The more I think about the Turing Test, the more flawed (or hackable) I see it. What if instead of improving the computer I go the other way around and I put a disabled human (like an autistic or something) behind the curtain? This may certainly exhibit a very unnatural model of thought and make the computer harder to identify. If however, such hack would be prevented by the fact that the judge is the one that chooses his human subject for the test, like they knowing each other to some degree, then the test becomes more of a challenge to recognize the specifics that one particular person may have in relations with not only computers but other humans as well!
The turing test must have an adversarial component. E.g. For any competition with X entrants, the computer candidate must be compared against one of the other human entrant team member, randomly selected. If the other entrant is (correctly) identified as the human, a fraction of the year's prize, say 1/X, goes to the adversarial team, and the candidate is barred from winning that year.
If a computer can convince judges that it is human, then it can also convince judges that it is sentient. If it is convincingly sentient, is it moral to program it?
■ ■ ■ ■
→ QUESTIONS TO ANSWER:
**1.** In the Turing Test comments, what fraction of the year's prize goes to the adversarial team if the other entrant is correctly identified as the human?
**2.** Return the passage of the Turing Test comments between "If a computer" and "to program it?", inclusive.

Document layout analysis data:
■ ■ ■ ■
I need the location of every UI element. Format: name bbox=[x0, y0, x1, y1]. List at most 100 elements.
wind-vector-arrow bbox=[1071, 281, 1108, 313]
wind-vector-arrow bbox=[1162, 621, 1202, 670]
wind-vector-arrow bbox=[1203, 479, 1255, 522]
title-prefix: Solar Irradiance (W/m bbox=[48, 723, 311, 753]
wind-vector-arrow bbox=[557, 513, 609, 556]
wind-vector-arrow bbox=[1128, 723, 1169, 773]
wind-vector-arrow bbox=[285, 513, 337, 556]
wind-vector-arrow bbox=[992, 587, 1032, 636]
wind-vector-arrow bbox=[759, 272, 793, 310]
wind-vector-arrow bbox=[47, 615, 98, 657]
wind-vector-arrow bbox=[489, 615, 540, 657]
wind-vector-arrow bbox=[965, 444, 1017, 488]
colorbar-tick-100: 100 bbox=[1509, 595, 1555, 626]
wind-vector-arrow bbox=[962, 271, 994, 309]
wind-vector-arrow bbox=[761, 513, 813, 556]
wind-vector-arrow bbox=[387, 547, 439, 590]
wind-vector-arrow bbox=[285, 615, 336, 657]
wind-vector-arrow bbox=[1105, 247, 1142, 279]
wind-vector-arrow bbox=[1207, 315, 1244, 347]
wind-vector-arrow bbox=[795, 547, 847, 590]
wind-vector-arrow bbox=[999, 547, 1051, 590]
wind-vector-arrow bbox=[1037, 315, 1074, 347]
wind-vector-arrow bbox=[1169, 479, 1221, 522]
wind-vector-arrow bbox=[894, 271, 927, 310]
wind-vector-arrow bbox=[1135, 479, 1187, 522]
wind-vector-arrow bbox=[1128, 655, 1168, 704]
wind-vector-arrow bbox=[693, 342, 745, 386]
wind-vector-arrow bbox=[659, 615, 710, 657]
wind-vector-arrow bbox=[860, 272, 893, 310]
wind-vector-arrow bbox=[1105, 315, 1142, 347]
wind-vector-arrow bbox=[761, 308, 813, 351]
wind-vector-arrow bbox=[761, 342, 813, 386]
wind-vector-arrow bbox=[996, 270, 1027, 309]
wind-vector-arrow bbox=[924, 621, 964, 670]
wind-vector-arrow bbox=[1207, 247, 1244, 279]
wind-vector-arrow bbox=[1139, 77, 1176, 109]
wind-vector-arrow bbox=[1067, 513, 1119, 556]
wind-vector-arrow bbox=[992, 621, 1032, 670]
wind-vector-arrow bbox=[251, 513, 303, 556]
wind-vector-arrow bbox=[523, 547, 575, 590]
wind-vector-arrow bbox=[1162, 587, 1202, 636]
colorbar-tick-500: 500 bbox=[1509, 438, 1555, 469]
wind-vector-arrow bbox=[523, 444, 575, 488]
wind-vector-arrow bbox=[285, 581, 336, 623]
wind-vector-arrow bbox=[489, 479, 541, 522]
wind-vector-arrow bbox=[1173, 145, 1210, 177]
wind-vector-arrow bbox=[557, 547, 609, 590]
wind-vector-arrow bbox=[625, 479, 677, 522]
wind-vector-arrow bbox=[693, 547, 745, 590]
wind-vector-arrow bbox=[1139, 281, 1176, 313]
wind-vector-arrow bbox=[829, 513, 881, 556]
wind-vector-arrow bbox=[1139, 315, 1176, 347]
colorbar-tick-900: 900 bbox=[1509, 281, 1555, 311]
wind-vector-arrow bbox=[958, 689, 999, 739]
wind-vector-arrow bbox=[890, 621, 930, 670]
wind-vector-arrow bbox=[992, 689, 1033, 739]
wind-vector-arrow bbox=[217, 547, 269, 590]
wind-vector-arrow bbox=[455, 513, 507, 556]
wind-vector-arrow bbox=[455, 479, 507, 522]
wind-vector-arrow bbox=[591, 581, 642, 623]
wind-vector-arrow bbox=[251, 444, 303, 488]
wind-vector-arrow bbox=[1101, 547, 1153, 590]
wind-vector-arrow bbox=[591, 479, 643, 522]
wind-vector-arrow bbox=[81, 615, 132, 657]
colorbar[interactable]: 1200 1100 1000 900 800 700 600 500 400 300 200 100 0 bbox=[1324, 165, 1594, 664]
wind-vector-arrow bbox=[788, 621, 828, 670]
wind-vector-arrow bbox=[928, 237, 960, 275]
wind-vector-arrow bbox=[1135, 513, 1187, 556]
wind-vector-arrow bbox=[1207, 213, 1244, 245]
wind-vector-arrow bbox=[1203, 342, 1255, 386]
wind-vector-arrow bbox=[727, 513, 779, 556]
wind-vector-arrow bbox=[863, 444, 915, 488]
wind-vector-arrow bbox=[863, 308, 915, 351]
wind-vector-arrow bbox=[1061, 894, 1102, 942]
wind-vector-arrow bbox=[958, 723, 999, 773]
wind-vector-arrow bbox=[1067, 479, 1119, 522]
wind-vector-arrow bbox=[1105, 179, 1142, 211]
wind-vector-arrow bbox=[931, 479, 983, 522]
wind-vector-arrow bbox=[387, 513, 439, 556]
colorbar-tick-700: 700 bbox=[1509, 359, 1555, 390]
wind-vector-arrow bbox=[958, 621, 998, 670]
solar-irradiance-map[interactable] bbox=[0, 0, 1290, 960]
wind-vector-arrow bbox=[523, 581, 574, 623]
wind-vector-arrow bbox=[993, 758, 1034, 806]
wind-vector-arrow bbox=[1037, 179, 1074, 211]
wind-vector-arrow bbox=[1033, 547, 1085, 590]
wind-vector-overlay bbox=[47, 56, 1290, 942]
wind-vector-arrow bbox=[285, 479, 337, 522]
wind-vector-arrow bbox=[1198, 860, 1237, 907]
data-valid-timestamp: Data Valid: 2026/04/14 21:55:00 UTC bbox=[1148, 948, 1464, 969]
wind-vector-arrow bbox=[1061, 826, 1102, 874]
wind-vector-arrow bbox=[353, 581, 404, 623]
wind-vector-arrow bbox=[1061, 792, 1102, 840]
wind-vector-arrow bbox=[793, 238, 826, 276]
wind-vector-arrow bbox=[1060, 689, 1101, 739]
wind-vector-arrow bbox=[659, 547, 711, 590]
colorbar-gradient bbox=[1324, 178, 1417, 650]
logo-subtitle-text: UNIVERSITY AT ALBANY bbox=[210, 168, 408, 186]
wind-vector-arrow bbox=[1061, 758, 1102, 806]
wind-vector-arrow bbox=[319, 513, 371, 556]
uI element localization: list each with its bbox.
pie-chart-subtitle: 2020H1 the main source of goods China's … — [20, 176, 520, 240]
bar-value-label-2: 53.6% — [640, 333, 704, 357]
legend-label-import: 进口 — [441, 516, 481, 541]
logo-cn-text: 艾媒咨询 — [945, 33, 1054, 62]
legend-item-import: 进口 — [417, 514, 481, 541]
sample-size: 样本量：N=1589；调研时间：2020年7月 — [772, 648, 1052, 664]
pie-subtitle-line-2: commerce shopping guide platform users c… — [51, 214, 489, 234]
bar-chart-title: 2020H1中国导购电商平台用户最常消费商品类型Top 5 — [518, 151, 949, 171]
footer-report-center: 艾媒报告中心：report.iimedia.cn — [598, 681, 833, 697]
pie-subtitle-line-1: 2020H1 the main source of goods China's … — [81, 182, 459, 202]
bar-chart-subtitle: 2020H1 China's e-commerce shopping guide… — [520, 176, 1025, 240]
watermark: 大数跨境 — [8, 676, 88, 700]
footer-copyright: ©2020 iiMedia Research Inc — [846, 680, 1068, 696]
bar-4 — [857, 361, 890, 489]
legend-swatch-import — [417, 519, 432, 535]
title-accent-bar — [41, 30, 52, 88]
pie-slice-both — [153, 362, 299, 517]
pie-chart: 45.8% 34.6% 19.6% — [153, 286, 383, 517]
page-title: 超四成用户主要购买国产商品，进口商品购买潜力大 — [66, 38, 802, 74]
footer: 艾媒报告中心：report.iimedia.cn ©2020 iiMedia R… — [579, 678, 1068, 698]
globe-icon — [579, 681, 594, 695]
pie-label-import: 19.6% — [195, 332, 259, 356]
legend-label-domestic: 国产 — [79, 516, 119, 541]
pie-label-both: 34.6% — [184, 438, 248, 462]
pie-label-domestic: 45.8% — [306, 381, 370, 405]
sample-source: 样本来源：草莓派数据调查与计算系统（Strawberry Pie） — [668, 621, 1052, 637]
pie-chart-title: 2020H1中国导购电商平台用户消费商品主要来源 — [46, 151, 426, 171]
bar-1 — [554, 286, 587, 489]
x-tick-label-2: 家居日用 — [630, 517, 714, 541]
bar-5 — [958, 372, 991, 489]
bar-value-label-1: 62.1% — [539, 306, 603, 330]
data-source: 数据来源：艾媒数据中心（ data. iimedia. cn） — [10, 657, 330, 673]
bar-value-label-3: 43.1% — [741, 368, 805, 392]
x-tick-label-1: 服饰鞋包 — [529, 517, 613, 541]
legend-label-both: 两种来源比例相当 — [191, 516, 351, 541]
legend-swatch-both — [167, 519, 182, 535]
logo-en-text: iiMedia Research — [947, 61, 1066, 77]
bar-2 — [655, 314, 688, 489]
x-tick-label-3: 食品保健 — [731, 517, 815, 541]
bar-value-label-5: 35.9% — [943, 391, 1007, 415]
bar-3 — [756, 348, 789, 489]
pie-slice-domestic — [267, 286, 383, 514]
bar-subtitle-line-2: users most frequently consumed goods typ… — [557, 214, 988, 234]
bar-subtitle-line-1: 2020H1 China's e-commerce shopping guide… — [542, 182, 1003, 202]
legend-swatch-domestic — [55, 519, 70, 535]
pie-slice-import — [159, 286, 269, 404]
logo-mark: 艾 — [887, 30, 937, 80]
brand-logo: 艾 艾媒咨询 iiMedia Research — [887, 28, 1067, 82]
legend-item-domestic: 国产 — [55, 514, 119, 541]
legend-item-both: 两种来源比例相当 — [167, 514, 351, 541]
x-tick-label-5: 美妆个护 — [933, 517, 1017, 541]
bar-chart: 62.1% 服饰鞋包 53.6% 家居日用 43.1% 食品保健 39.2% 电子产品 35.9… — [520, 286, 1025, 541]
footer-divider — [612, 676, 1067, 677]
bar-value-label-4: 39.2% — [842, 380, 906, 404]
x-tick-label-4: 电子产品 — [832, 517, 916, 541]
■ ■ ■ ■
→ RESULTS IN ORDER:
**1.** A fraction such as 1/X, where X is the number of entrants.

**2.**
If a computer can convince judges that it is human, then it can also convince judges that it is sentient. If it is convincingly sentient, is it moral to program it?